> Extracted data entries
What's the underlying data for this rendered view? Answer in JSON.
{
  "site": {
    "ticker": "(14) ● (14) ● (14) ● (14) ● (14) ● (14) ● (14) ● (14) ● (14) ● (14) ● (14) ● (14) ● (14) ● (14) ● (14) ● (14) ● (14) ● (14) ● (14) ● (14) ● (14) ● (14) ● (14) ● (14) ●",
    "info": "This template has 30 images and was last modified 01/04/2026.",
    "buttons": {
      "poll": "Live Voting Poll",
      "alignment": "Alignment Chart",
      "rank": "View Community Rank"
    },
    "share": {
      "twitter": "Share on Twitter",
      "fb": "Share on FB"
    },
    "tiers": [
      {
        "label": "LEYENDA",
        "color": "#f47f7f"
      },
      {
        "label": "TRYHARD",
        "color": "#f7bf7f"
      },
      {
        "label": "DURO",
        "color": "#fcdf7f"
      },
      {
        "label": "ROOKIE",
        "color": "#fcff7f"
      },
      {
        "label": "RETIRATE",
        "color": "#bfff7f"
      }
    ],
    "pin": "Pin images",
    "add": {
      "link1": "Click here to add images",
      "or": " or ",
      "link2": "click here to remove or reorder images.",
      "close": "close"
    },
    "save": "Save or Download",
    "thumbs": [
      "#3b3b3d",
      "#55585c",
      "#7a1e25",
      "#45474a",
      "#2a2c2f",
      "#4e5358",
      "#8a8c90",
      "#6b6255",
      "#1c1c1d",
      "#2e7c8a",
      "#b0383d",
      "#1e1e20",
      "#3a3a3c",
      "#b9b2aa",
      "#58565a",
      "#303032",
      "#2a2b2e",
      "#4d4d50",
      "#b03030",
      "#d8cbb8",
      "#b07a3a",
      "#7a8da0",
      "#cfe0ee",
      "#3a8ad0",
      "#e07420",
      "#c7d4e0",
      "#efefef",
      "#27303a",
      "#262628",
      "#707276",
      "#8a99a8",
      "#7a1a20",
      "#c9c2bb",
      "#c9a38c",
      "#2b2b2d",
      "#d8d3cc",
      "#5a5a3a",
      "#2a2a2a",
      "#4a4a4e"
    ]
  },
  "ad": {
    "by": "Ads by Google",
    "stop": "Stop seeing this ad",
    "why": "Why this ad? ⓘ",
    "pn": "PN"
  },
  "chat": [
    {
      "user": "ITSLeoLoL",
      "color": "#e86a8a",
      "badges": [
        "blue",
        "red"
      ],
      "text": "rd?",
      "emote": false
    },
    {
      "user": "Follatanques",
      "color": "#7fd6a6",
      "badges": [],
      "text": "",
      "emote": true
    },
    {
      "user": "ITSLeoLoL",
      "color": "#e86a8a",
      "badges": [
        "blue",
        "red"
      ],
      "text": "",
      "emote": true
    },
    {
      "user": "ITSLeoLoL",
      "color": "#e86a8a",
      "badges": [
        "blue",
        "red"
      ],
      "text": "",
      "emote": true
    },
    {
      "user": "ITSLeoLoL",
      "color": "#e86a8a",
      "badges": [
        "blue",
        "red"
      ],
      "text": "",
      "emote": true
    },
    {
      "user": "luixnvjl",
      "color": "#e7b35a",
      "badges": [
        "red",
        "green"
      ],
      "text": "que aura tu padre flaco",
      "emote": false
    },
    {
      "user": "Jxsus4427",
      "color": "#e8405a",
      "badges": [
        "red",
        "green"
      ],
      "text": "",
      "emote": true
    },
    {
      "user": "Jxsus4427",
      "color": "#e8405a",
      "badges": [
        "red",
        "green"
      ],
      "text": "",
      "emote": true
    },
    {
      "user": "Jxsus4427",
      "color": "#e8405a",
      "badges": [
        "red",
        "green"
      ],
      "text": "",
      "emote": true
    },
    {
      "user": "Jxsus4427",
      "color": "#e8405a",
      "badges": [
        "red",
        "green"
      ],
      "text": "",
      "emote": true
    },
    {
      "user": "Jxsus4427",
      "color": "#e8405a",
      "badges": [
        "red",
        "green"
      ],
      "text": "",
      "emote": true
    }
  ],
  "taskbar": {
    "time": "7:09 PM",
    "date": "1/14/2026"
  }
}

> EXERCISE DIRECTIONS
Restate every record exactly, leaving nothing out.

> CORRECT OUTPUT
What's the underlying data for this rendered view? Answer in JSON.
{
  "site": {
    "ticker": "(14) ● (14) ● (14) ● (14) ● (14) ● (14) ● (14) ● (14) ● (14) ● (14) ● (14) ● (14) ● (14) ● (14) ● (14) ● (14) ● (14) ● (14) ● (14) ● (14) ● (14) ● (14) ● (14) ● (14) ●",
    "info": "This template has 30 images and was last modified 01/04/2026.",
    "buttons": {
      "poll": "Live Voting Poll",
      "alignment": "Alignment Chart",
      "rank": "View Community Rank"
    },
    "share": {
      "twitter": "Share on Twitter",
      "fb": "Share on FB"
    },
    "tiers": [
      {
        "label": "LEYENDA",
        "color": "#f47f7f"
      },
      {
        "label": "TRYHARD",
        "color": "#f7bf7f"
      },
      {
        "label": "DURO",
        "color": "#fcdf7f"
      },
      {
        "label": "ROOKIE",
        "color": "#fcff7f"
      },
      {
        "label": "RETIRATE",
        "color": "#bfff7f"
      }
    ],
    "pin": "Pin images",
    "add": {
      "link1": "Click here to add images",
      "or": " or ",
      "link2": "click here to remove or reorder images.",
      "close": "close"
    },
    "save": "Save or Download",
    "thumbs": [
      "#3b3b3d",
      "#55585c",
      "#7a1e25",
      "#45474a",
      "#2a2c2f",
      "#4e5358",
      "#8a8c90",
      "#6b6255",
      "#1c1c1d",
      "#2e7c8a",
      "#b0383d",
      "#1e1e20",
      "#3a3a3c",
      "#b9b2aa",
      "#58565a",
      "#303032",
      "#2a2b2e",
      "#4d4d50",
      "#b03030",
      "#d8cbb8",
      "#b07a3a",
      "#7a8da0",
      "#cfe0ee",
      "#3a8ad0",
      "#e07420",
      "#c7d4e0",
      "#efefef",
      "#27303a",
      "#262628",
      "#707276",
      "#8a99a8",
      "#7a1a20",
      "#c9c2bb",
      "#c9a38c",
      "#2b2b2d",
      "#d8d3cc",
      "#5a5a3a",
      "#2a2a2a",
      "#4a4a4e"
    ]
  },
  "ad": {
    "by": "Ads by Google",
    "stop": "Stop seeing this ad",
    "why": "Why this ad? ⓘ",
    "pn": "PN"
  },
  "chat": [
    {
      "user": "ITSLeoLoL",
      "color": "#e86a8a",
      "badges": [
        "blue",
        "red"
      ],
      "text": "rd?",
      "emote": false
    },
    {
      "user": "Follatanques",
      "color": "#7fd6a6",
      "badges": [],
      "text": "",
      "emote": true
    },
    {
      "user": "ITSLeoLoL",
      "color": "#e86a8a",
      "badges": [
        "blue",
        "red"
      ],
      "text": "",
      "emote": true
    },
    {
      "user": "ITSLeoLoL",
      "color": "#e86a8a",
      "badges": [
        "blue",
        "red"
      ],
      "text": "",
      "emote": true
    },
    {
      "user": "ITSLeoLoL",
      "color": "#e86a8a",
      "badges": [
        "blue",
        "red"
      ],
      "text": "",
      "emote": true
    },
    {
      "user": "luixnvjl",
      "color": "#e7b35a",
      "badges": [
        "red",
        "green"
      ],
      "text": "que aura tu padre flaco",
      "emote": false
    },
    {
      "user": "Jxsus4427",
      "color": "#e8405a",
      "badges": [
        "red",
        "green"
      ],
      "text": "",
      "emote": true
    },
    {
      "user": "Jxsus4427",
      "color": "#e8405a",
      "badges": [
        "red",
        "green"
      ],
      "text": "",
      "emote": true
    },
    {
      "user": "Jxsus4427",
      "color": "#e8405a",
      "badges": [
        "red",
        "green"
      ],
      "text": "",
      "emote": true
    },
    {
      "user": "Jxsus4427",
      "color": "#e8405a",
      "badges": [
        "red",
        "green"
      ],
      "text": "",
      "emote": true
    },
    {
      "user": "Jxsus4427",
      "color": "#e8405a",
      "badges": [
        "red",
        "green"
      ],
      "text": "",
      "emote": true
    }
  ],
  "taskbar": {
    "time": "7:09 PM",
    "date": "1/14/2026"
  }
}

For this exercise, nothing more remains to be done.